Copy out every line in which the string "Models" occurs.
###
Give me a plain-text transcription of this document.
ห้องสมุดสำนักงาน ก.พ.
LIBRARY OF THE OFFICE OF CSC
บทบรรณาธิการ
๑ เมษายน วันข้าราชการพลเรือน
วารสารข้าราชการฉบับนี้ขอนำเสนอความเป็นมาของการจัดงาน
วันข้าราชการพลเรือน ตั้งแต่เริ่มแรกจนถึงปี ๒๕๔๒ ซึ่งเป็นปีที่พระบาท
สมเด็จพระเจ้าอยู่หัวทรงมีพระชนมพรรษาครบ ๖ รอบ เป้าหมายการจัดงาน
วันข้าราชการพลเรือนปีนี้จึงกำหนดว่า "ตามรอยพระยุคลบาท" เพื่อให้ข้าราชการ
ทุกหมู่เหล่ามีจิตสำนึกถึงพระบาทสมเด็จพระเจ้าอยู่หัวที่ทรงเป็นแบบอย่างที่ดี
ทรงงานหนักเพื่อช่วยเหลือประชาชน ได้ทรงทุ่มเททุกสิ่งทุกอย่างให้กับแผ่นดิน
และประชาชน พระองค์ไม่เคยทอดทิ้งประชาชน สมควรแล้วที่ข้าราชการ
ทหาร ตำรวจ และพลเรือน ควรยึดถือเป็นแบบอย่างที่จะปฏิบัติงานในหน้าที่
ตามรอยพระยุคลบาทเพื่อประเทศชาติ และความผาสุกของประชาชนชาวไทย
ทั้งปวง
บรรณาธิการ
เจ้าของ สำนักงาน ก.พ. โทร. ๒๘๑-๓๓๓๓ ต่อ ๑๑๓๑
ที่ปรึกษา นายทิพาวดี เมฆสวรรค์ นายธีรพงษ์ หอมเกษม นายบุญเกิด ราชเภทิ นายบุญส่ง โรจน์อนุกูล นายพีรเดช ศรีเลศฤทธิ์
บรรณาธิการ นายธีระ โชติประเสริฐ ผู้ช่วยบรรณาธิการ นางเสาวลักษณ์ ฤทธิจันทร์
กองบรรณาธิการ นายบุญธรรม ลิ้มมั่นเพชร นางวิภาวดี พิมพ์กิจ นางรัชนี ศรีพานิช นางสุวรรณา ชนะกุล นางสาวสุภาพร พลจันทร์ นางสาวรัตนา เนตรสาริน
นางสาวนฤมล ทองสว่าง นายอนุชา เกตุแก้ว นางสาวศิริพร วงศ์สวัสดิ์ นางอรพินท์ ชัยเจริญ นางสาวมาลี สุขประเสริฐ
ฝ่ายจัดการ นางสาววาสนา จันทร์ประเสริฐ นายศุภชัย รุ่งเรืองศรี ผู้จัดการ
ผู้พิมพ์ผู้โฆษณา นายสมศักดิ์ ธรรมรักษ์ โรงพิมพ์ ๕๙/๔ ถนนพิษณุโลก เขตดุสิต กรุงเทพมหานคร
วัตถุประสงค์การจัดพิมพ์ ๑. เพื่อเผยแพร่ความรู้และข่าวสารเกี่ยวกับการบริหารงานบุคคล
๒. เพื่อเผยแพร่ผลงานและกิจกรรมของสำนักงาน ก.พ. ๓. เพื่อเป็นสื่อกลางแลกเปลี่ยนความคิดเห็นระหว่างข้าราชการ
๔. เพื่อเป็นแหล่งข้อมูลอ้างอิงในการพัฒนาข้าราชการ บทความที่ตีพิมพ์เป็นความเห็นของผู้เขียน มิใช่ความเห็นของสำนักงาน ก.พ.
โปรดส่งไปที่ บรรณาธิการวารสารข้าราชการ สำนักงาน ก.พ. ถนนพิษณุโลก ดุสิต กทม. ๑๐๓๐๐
###
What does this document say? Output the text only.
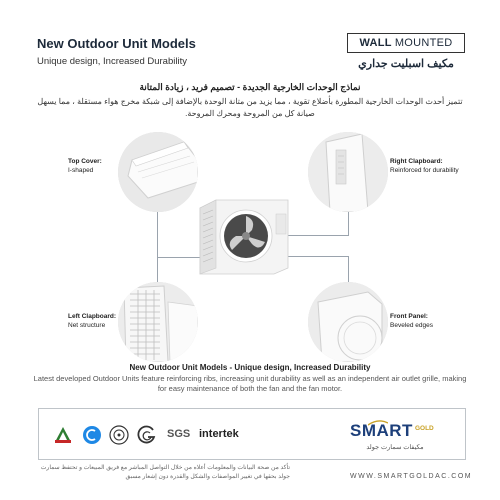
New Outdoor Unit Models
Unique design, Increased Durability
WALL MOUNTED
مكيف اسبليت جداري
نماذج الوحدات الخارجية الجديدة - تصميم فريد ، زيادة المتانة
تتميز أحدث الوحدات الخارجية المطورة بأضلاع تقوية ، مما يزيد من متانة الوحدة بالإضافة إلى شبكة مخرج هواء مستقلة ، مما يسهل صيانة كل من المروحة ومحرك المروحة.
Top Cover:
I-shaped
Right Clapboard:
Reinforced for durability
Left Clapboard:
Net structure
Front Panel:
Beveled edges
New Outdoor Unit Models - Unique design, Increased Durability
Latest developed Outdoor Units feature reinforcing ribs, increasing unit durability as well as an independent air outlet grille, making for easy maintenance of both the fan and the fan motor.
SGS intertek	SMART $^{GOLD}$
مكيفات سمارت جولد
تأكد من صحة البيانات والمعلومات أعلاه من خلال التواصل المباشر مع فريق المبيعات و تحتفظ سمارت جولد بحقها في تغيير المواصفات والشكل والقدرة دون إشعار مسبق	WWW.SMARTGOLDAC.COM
###
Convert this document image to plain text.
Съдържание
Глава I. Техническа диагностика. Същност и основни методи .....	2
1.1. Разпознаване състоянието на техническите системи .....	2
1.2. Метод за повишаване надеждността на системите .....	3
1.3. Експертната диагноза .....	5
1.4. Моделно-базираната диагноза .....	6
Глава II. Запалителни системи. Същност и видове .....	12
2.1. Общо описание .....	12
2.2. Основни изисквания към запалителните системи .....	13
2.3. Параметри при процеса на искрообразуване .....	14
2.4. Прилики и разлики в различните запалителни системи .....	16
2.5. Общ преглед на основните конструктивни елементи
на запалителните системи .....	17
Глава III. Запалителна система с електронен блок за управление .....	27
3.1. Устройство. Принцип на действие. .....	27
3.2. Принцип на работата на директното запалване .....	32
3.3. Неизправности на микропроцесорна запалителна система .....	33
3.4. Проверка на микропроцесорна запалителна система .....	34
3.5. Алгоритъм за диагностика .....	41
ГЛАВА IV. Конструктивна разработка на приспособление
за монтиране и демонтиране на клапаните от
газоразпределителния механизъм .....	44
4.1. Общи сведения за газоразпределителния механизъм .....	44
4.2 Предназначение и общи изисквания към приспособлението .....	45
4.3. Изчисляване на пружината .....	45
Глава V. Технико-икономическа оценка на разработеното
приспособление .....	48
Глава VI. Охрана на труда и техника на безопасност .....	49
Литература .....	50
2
###
Answer for this exercise
New Outdoor Unit Models
New Outdoor Unit Models - Unique design, Increased Durability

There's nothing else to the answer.